TASK TO COMPLETE
Give the number of lines containing the word "into" and nothing more.

AVAILABLE DATA
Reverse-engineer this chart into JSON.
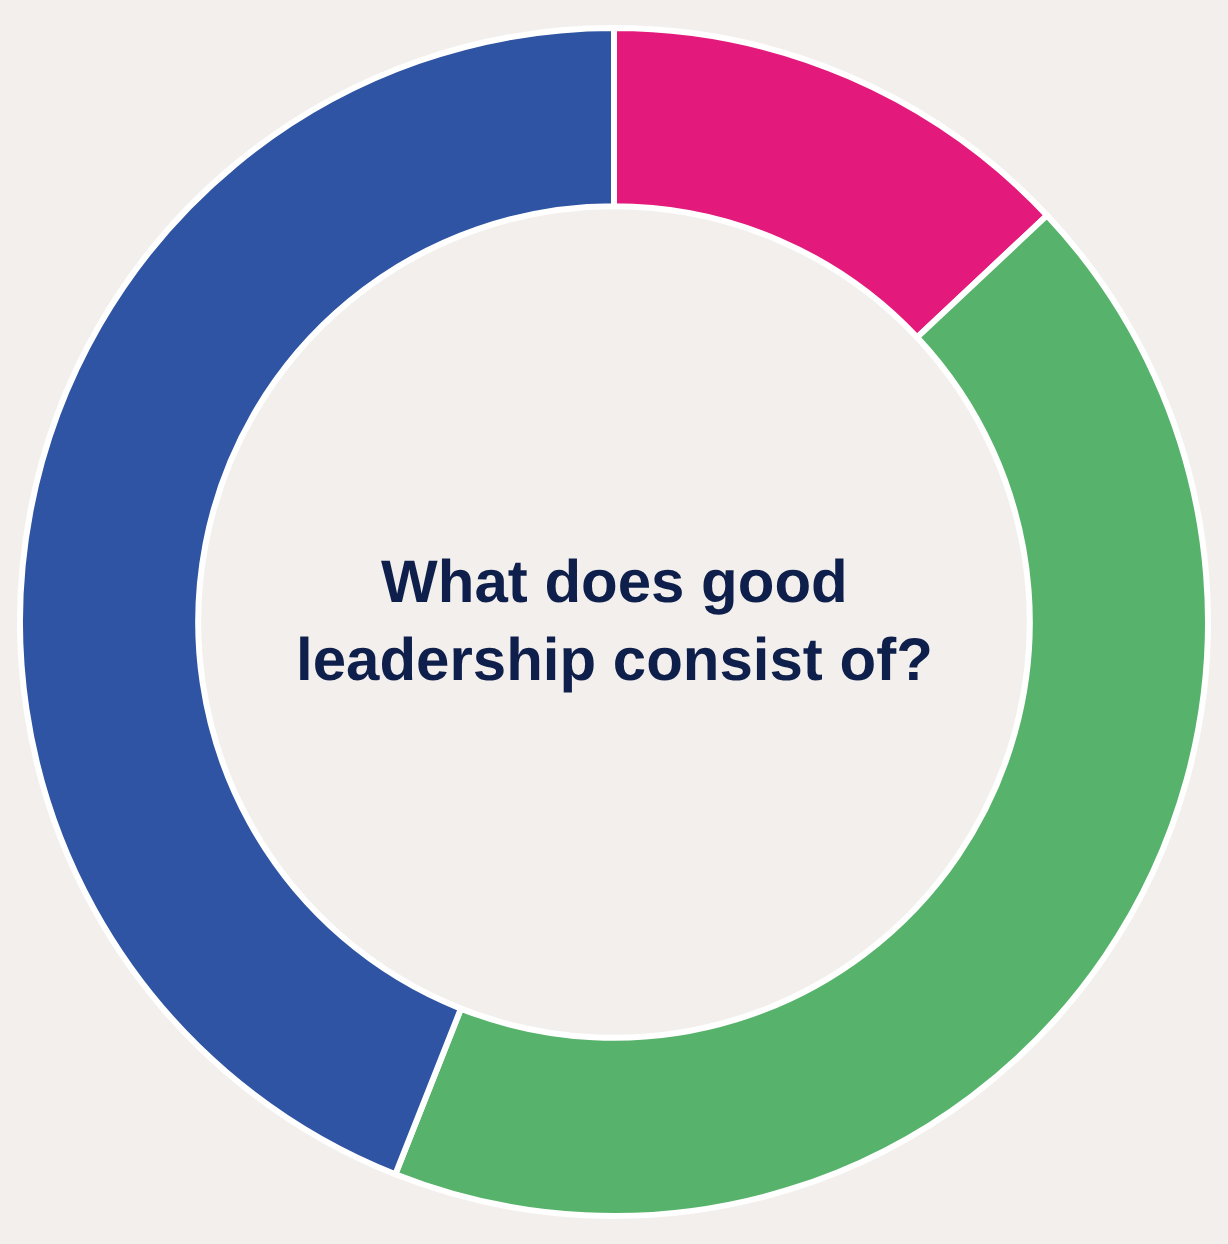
{
  "chart_data": {
    "type": "donut",
    "title": "What does good leadership consist of?",
    "categories": [
      null,
      null,
      null
    ],
    "values": [
      13,
      43,
      44
    ],
    "colors": [
      "#e31a7c",
      "#57b36b",
      "#2f54a3"
    ],
    "legend": false
  }
}
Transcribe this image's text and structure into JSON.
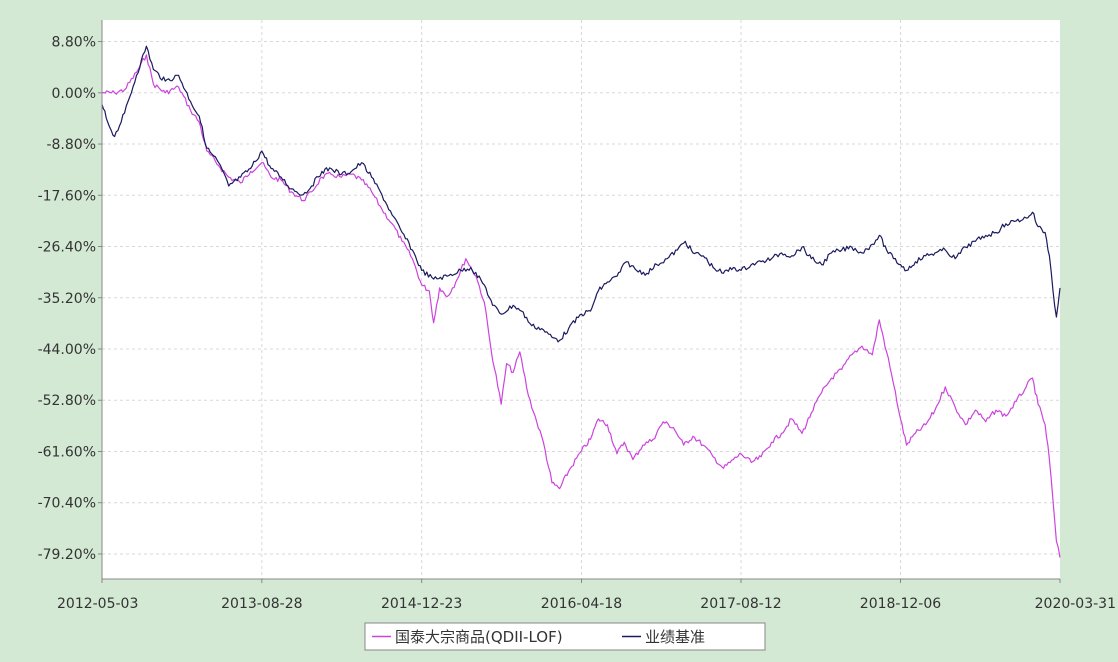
{
  "chart_data": {
    "type": "line",
    "title": "",
    "xlabel": "",
    "ylabel": "",
    "x_ticks": [
      "2012-05-03",
      "2013-08-28",
      "2014-12-23",
      "2016-04-18",
      "2017-08-12",
      "2018-12-06",
      "2020-03-31"
    ],
    "y_ticks": [
      "8.80%",
      "0.00%",
      "-8.80%",
      "-17.60%",
      "-26.40%",
      "-35.20%",
      "-44.00%",
      "-52.80%",
      "-61.60%",
      "-70.40%",
      "-79.20%"
    ],
    "xlim": [
      "2012-05-03",
      "2020-03-31"
    ],
    "ylim": [
      -83.5,
      12.5
    ],
    "grid": true,
    "legend_position": "bottom-center",
    "series": [
      {
        "name": "国泰大宗商品(QDII-LOF)",
        "color": "#cc44dd",
        "points": [
          [
            "2012-05-03",
            0.0
          ],
          [
            "2012-06-10",
            0.0
          ],
          [
            "2012-07-10",
            0.5
          ],
          [
            "2012-08-15",
            3.5
          ],
          [
            "2012-09-14",
            6.5
          ],
          [
            "2012-10-05",
            1.5
          ],
          [
            "2012-11-10",
            0.0
          ],
          [
            "2012-12-20",
            1.0
          ],
          [
            "2013-01-25",
            -3.0
          ],
          [
            "2013-02-20",
            -5.0
          ],
          [
            "2013-03-15",
            -10.0
          ],
          [
            "2013-04-20",
            -12.5
          ],
          [
            "2013-05-20",
            -14.5
          ],
          [
            "2013-06-25",
            -15.5
          ],
          [
            "2013-07-25",
            -13.5
          ],
          [
            "2013-08-28",
            -12.0
          ],
          [
            "2013-09-25",
            -14.5
          ],
          [
            "2013-10-25",
            -15.0
          ],
          [
            "2013-11-25",
            -17.0
          ],
          [
            "2013-12-31",
            -18.5
          ],
          [
            "2014-01-25",
            -17.0
          ],
          [
            "2014-02-25",
            -14.5
          ],
          [
            "2014-03-25",
            -14.0
          ],
          [
            "2014-04-25",
            -14.5
          ],
          [
            "2014-05-25",
            -14.0
          ],
          [
            "2014-06-25",
            -15.0
          ],
          [
            "2014-07-25",
            -17.0
          ],
          [
            "2014-08-25",
            -20.0
          ],
          [
            "2014-09-25",
            -22.5
          ],
          [
            "2014-10-25",
            -25.5
          ],
          [
            "2014-11-25",
            -28.5
          ],
          [
            "2014-12-23",
            -33.0
          ],
          [
            "2015-01-15",
            -34.0
          ],
          [
            "2015-01-28",
            -39.5
          ],
          [
            "2015-02-15",
            -33.5
          ],
          [
            "2015-03-10",
            -35.0
          ],
          [
            "2015-04-05",
            -32.5
          ],
          [
            "2015-05-05",
            -28.5
          ],
          [
            "2015-06-05",
            -31.5
          ],
          [
            "2015-06-30",
            -36.0
          ],
          [
            "2015-07-20",
            -44.0
          ],
          [
            "2015-08-20",
            -53.5
          ],
          [
            "2015-09-05",
            -46.5
          ],
          [
            "2015-09-25",
            -48.0
          ],
          [
            "2015-10-15",
            -44.5
          ],
          [
            "2015-11-10",
            -52.0
          ],
          [
            "2015-12-05",
            -56.5
          ],
          [
            "2015-12-25",
            -60.0
          ],
          [
            "2016-01-20",
            -67.0
          ],
          [
            "2016-02-12",
            -68.0
          ],
          [
            "2016-03-10",
            -65.0
          ],
          [
            "2016-04-18",
            -61.5
          ],
          [
            "2016-05-15",
            -59.5
          ],
          [
            "2016-06-08",
            -56.0
          ],
          [
            "2016-07-05",
            -57.0
          ],
          [
            "2016-08-03",
            -62.0
          ],
          [
            "2016-08-25",
            -60.0
          ],
          [
            "2016-09-20",
            -63.0
          ],
          [
            "2016-10-20",
            -60.5
          ],
          [
            "2016-11-20",
            -59.5
          ],
          [
            "2016-12-20",
            -56.5
          ],
          [
            "2017-01-20",
            -57.5
          ],
          [
            "2017-02-20",
            -60.5
          ],
          [
            "2017-03-20",
            -59.0
          ],
          [
            "2017-04-20",
            -60.5
          ],
          [
            "2017-05-20",
            -62.5
          ],
          [
            "2017-06-20",
            -64.5
          ],
          [
            "2017-07-20",
            -63.0
          ],
          [
            "2017-08-12",
            -62.0
          ],
          [
            "2017-09-12",
            -63.5
          ],
          [
            "2017-10-12",
            -62.5
          ],
          [
            "2017-11-12",
            -60.0
          ],
          [
            "2017-12-12",
            -58.5
          ],
          [
            "2018-01-12",
            -56.0
          ],
          [
            "2018-02-12",
            -58.5
          ],
          [
            "2018-03-12",
            -55.0
          ],
          [
            "2018-04-12",
            -51.5
          ],
          [
            "2018-05-12",
            -49.0
          ],
          [
            "2018-06-12",
            -47.5
          ],
          [
            "2018-07-12",
            -45.0
          ],
          [
            "2018-08-12",
            -43.5
          ],
          [
            "2018-09-12",
            -45.0
          ],
          [
            "2018-10-03",
            -39.0
          ],
          [
            "2018-10-25",
            -44.5
          ],
          [
            "2018-11-15",
            -50.0
          ],
          [
            "2018-12-06",
            -56.0
          ],
          [
            "2018-12-24",
            -60.5
          ],
          [
            "2019-01-20",
            -58.5
          ],
          [
            "2019-02-20",
            -57.0
          ],
          [
            "2019-03-20",
            -54.5
          ],
          [
            "2019-04-20",
            -50.5
          ],
          [
            "2019-05-20",
            -54.0
          ],
          [
            "2019-06-20",
            -57.0
          ],
          [
            "2019-07-20",
            -54.5
          ],
          [
            "2019-08-20",
            -56.5
          ],
          [
            "2019-09-20",
            -54.5
          ],
          [
            "2019-10-20",
            -55.5
          ],
          [
            "2019-11-20",
            -53.0
          ],
          [
            "2019-12-20",
            -50.5
          ],
          [
            "2020-01-08",
            -49.0
          ],
          [
            "2020-01-25",
            -53.5
          ],
          [
            "2020-02-15",
            -57.0
          ],
          [
            "2020-02-28",
            -63.0
          ],
          [
            "2020-03-10",
            -70.0
          ],
          [
            "2020-03-20",
            -77.0
          ],
          [
            "2020-03-31",
            -79.8
          ]
        ]
      },
      {
        "name": "业绩基准",
        "color": "#1a1a5e",
        "points": [
          [
            "2012-05-03",
            -2.0
          ],
          [
            "2012-05-20",
            -5.0
          ],
          [
            "2012-06-10",
            -7.5
          ],
          [
            "2012-07-10",
            -3.5
          ],
          [
            "2012-08-15",
            3.0
          ],
          [
            "2012-09-14",
            8.0
          ],
          [
            "2012-10-05",
            4.0
          ],
          [
            "2012-11-10",
            2.0
          ],
          [
            "2012-12-20",
            3.0
          ],
          [
            "2013-01-25",
            -1.5
          ],
          [
            "2013-02-20",
            -4.0
          ],
          [
            "2013-03-15",
            -9.5
          ],
          [
            "2013-04-20",
            -12.0
          ],
          [
            "2013-05-20",
            -16.0
          ],
          [
            "2013-06-25",
            -14.5
          ],
          [
            "2013-07-25",
            -13.0
          ],
          [
            "2013-08-28",
            -10.0
          ],
          [
            "2013-09-25",
            -13.0
          ],
          [
            "2013-10-25",
            -14.5
          ],
          [
            "2013-11-25",
            -16.5
          ],
          [
            "2013-12-31",
            -17.5
          ],
          [
            "2014-01-25",
            -16.0
          ],
          [
            "2014-02-25",
            -13.5
          ],
          [
            "2014-03-25",
            -13.0
          ],
          [
            "2014-04-25",
            -14.0
          ],
          [
            "2014-05-25",
            -13.5
          ],
          [
            "2014-06-25",
            -12.0
          ],
          [
            "2014-07-25",
            -14.5
          ],
          [
            "2014-08-25",
            -17.5
          ],
          [
            "2014-09-25",
            -21.0
          ],
          [
            "2014-10-25",
            -24.0
          ],
          [
            "2014-11-25",
            -27.0
          ],
          [
            "2014-12-23",
            -30.5
          ],
          [
            "2015-01-28",
            -32.0
          ],
          [
            "2015-03-10",
            -31.5
          ],
          [
            "2015-04-20",
            -30.5
          ],
          [
            "2015-05-20",
            -30.0
          ],
          [
            "2015-06-30",
            -33.0
          ],
          [
            "2015-07-25",
            -36.5
          ],
          [
            "2015-08-20",
            -38.0
          ],
          [
            "2015-09-25",
            -36.5
          ],
          [
            "2015-10-20",
            -37.5
          ],
          [
            "2015-11-20",
            -40.0
          ],
          [
            "2015-12-20",
            -40.5
          ],
          [
            "2016-01-20",
            -42.0
          ],
          [
            "2016-02-12",
            -42.5
          ],
          [
            "2016-03-10",
            -40.5
          ],
          [
            "2016-04-18",
            -38.0
          ],
          [
            "2016-05-15",
            -37.5
          ],
          [
            "2016-06-08",
            -34.0
          ],
          [
            "2016-07-05",
            -32.5
          ],
          [
            "2016-08-03",
            -31.5
          ],
          [
            "2016-09-01",
            -29.0
          ],
          [
            "2016-10-01",
            -30.5
          ],
          [
            "2016-11-01",
            -31.0
          ],
          [
            "2016-12-01",
            -29.5
          ],
          [
            "2017-01-01",
            -28.5
          ],
          [
            "2017-02-01",
            -27.0
          ],
          [
            "2017-02-25",
            -25.5
          ],
          [
            "2017-03-20",
            -27.5
          ],
          [
            "2017-04-20",
            -28.0
          ],
          [
            "2017-05-20",
            -30.0
          ],
          [
            "2017-06-20",
            -31.0
          ],
          [
            "2017-07-20",
            -30.0
          ],
          [
            "2017-08-12",
            -30.5
          ],
          [
            "2017-09-12",
            -29.5
          ],
          [
            "2017-10-12",
            -29.0
          ],
          [
            "2017-11-12",
            -28.5
          ],
          [
            "2017-12-12",
            -27.5
          ],
          [
            "2018-01-12",
            -28.0
          ],
          [
            "2018-02-12",
            -26.5
          ],
          [
            "2018-03-12",
            -28.5
          ],
          [
            "2018-04-12",
            -29.5
          ],
          [
            "2018-05-12",
            -27.5
          ],
          [
            "2018-06-12",
            -27.0
          ],
          [
            "2018-07-12",
            -26.5
          ],
          [
            "2018-08-12",
            -27.5
          ],
          [
            "2018-09-12",
            -26.0
          ],
          [
            "2018-10-03",
            -24.5
          ],
          [
            "2018-10-25",
            -27.0
          ],
          [
            "2018-11-15",
            -28.5
          ],
          [
            "2018-12-06",
            -29.5
          ],
          [
            "2018-12-24",
            -30.5
          ],
          [
            "2019-01-20",
            -29.0
          ],
          [
            "2019-02-20",
            -28.0
          ],
          [
            "2019-03-20",
            -27.5
          ],
          [
            "2019-04-20",
            -27.0
          ],
          [
            "2019-05-20",
            -28.5
          ],
          [
            "2019-06-20",
            -26.5
          ],
          [
            "2019-07-20",
            -25.5
          ],
          [
            "2019-08-20",
            -24.5
          ],
          [
            "2019-09-20",
            -24.0
          ],
          [
            "2019-10-20",
            -22.5
          ],
          [
            "2019-11-20",
            -22.0
          ],
          [
            "2019-12-20",
            -21.5
          ],
          [
            "2020-01-08",
            -20.5
          ],
          [
            "2020-01-25",
            -23.0
          ],
          [
            "2020-02-15",
            -24.0
          ],
          [
            "2020-02-28",
            -28.0
          ],
          [
            "2020-03-10",
            -34.0
          ],
          [
            "2020-03-20",
            -38.5
          ],
          [
            "2020-03-31",
            -33.5
          ]
        ]
      }
    ]
  }
}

RESPONSE TO THIS TASK
2